Input material:
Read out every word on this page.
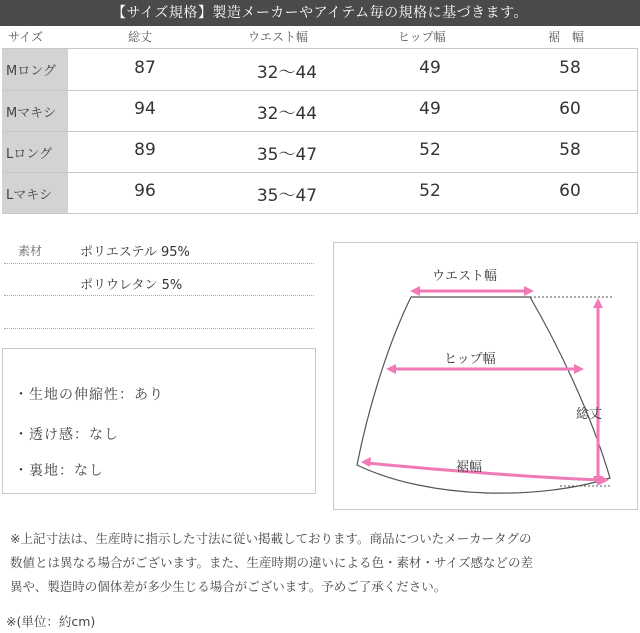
【サイズ規格】製造メーカーやアイテム毎の規格に基づきます。
サイズ	総丈	ウエスト幅	ヒップ幅	裾　幅
Mロング	87	32〜44	49	58
Mマキシ	94	32〜44	49	60
Lロング	89	35〜47	52	58
Lマキシ	96	35〜47	52	60
素材	ポリエステル 95%
ポリウレタン 5%
・生地の伸縮性：あり
・透け感：なし
・裏地：なし
ウエスト幅
ヒップ幅
裾幅
総丈
※上記寸法は、生産時に指示した寸法に従い掲載しております。商品についたメーカータグの
数値とは異なる場合がございます。また、生産時期の違いによる色・素材・サイズ感などの差
異や、製造時の個体差が多少生じる場合がございます。予めご了承ください。
※(単位：約cm)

Task description: Restate the full listing verbatim and drop every picture.

Complete output:
Read out every word on this page.
【サイズ規格】製造メーカーやアイテム毎の規格に基づきます。
サイズ	総丈	ウエスト幅	ヒップ幅	裾　幅
Mロング	87	32〜44	49	58
Mマキシ	94	32〜44	49	60
Lロング	89	35〜47	52	58
Lマキシ	96	35〜47	52	60
素材	ポリエステル 95%
ポリウレタン 5%
・生地の伸縮性：あり
・透け感：なし
・裏地：なし
ウエスト幅
ヒップ幅
裾幅
総丈
※上記寸法は、生産時に指示した寸法に従い掲載しております。商品についたメーカータグの
数値とは異なる場合がございます。また、生産時期の違いによる色・素材・サイズ感などの差
異や、製造時の個体差が多少生じる場合がございます。予めご了承ください。
※(単位：約cm)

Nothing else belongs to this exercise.